▶ **Work instructions**
Set each record down exactly, excluding all images.

▶ **Saved entries**
>> Begin

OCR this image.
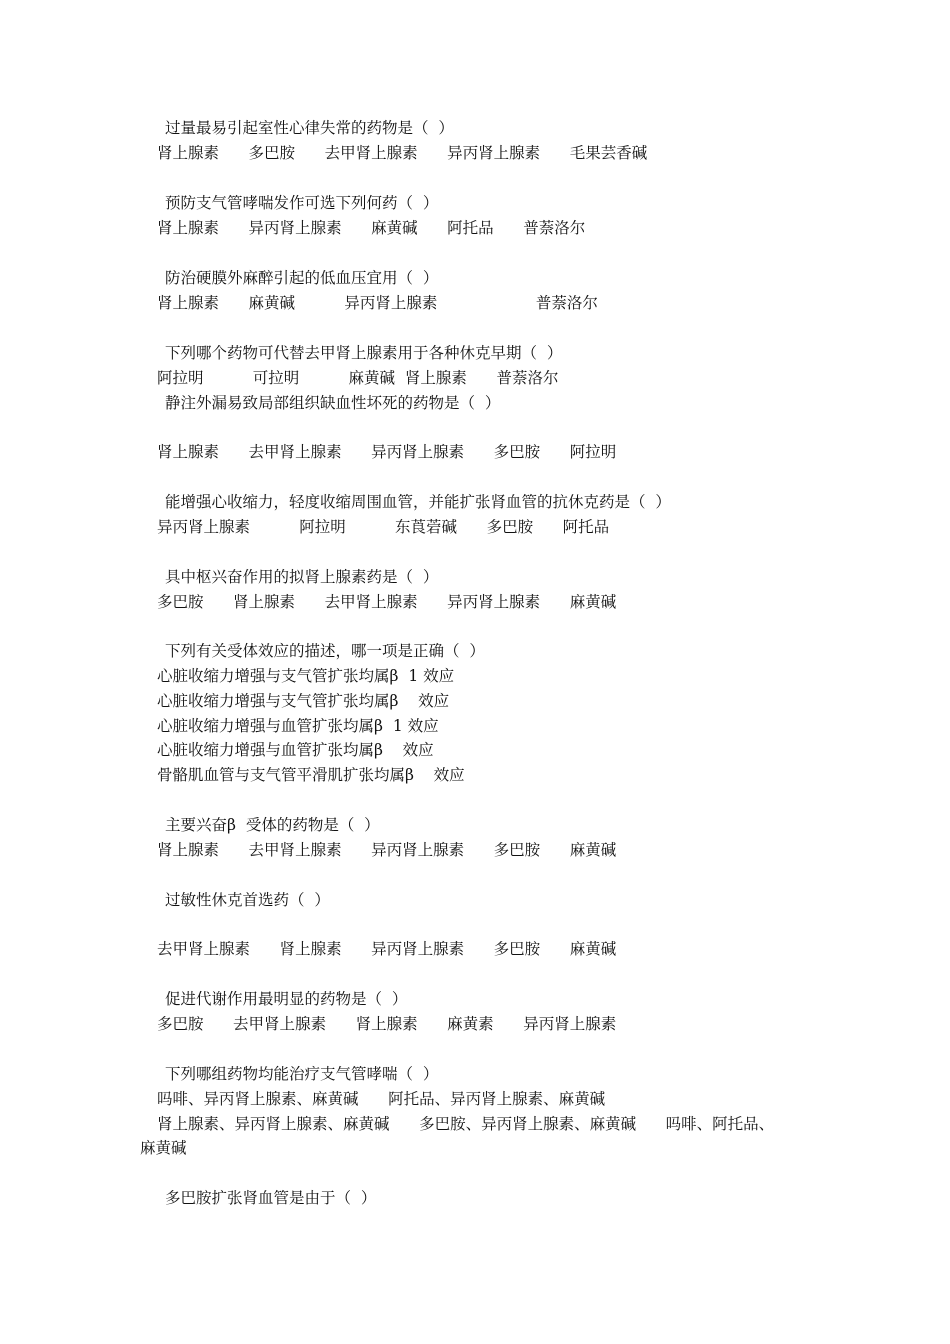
过量最易引起室性心律失常的药物是（  ）
肾上腺素      多巴胺      去甲肾上腺素      异丙肾上腺素      毛果芸香碱
预防支气管哮喘发作可选下列何药（  ）
肾上腺素      异丙肾上腺素      麻黄碱      阿托品      普萘洛尔
防治硬膜外麻醉引起的低血压宜用（  ）
肾上腺素      麻黄碱          异丙肾上腺素                    普萘洛尔
下列哪个药物可代替去甲肾上腺素用于各种休克早期（  ）
阿拉明          可拉明          麻黄碱  肾上腺素      普萘洛尔
静注外漏易致局部组织缺血性坏死的药物是（  ）
肾上腺素      去甲肾上腺素      异丙肾上腺素      多巴胺      阿拉明
能增强心收缩力，轻度收缩周围血管，并能扩张肾血管的抗休克药是（  ）
异丙肾上腺素          阿拉明          东莨菪碱      多巴胺      阿托品
具中枢兴奋作用的拟肾上腺素药是（  ）
多巴胺      肾上腺素      去甲肾上腺素      异丙肾上腺素      麻黄碱
下列有关受体效应的描述，哪一项是正确（  ）
心脏收缩力增强与支气管扩张均属β  1 效应
心脏收缩力增强与支气管扩张均属β    效应
心脏收缩力增强与血管扩张均属β  1 效应
心脏收缩力增强与血管扩张均属β    效应
骨骼肌血管与支气管平滑肌扩张均属β    效应
主要兴奋β  受体的药物是（  ）
肾上腺素      去甲肾上腺素      异丙肾上腺素      多巴胺      麻黄碱
过敏性休克首选药（  ）
去甲肾上腺素      肾上腺素      异丙肾上腺素      多巴胺      麻黄碱
促进代谢作用最明显的药物是（  ）
多巴胺      去甲肾上腺素      肾上腺素      麻黄素      异丙肾上腺素
下列哪组药物均能治疗支气管哮喘（  ）
吗啡、异丙肾上腺素、麻黄碱      阿托品、异丙肾上腺素、麻黄碱
肾上腺素、异丙肾上腺素、麻黄碱      多巴胺、异丙肾上腺素、麻黄碱      吗啡、阿托品、
麻黄碱
多巴胺扩张肾血管是由于（  ）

>> End

▶ **Response**
OCR this image.
过量最易引起室性心律失常的药物是（  ）
肾上腺素      多巴胺      去甲肾上腺素      异丙肾上腺素      毛果芸香碱
预防支气管哮喘发作可选下列何药（  ）
肾上腺素      异丙肾上腺素      麻黄碱      阿托品      普萘洛尔
防治硬膜外麻醉引起的低血压宜用（  ）
肾上腺素      麻黄碱          异丙肾上腺素                    普萘洛尔
下列哪个药物可代替去甲肾上腺素用于各种休克早期（  ）
阿拉明          可拉明          麻黄碱  肾上腺素      普萘洛尔
静注外漏易致局部组织缺血性坏死的药物是（  ）
肾上腺素      去甲肾上腺素      异丙肾上腺素      多巴胺      阿拉明
能增强心收缩力，轻度收缩周围血管，并能扩张肾血管的抗休克药是（  ）
异丙肾上腺素          阿拉明          东莨菪碱      多巴胺      阿托品
具中枢兴奋作用的拟肾上腺素药是（  ）
多巴胺      肾上腺素      去甲肾上腺素      异丙肾上腺素      麻黄碱
下列有关受体效应的描述，哪一项是正确（  ）
心脏收缩力增强与支气管扩张均属β  1 效应
心脏收缩力增强与支气管扩张均属β    效应
心脏收缩力增强与血管扩张均属β  1 效应
心脏收缩力增强与血管扩张均属β    效应
骨骼肌血管与支气管平滑肌扩张均属β    效应
主要兴奋β  受体的药物是（  ）
肾上腺素      去甲肾上腺素      异丙肾上腺素      多巴胺      麻黄碱
过敏性休克首选药（  ）
去甲肾上腺素      肾上腺素      异丙肾上腺素      多巴胺      麻黄碱
促进代谢作用最明显的药物是（  ）
多巴胺      去甲肾上腺素      肾上腺素      麻黄素      异丙肾上腺素
下列哪组药物均能治疗支气管哮喘（  ）
吗啡、异丙肾上腺素、麻黄碱      阿托品、异丙肾上腺素、麻黄碱
肾上腺素、异丙肾上腺素、麻黄碱      多巴胺、异丙肾上腺素、麻黄碱      吗啡、阿托品、
麻黄碱
多巴胺扩张肾血管是由于（  ）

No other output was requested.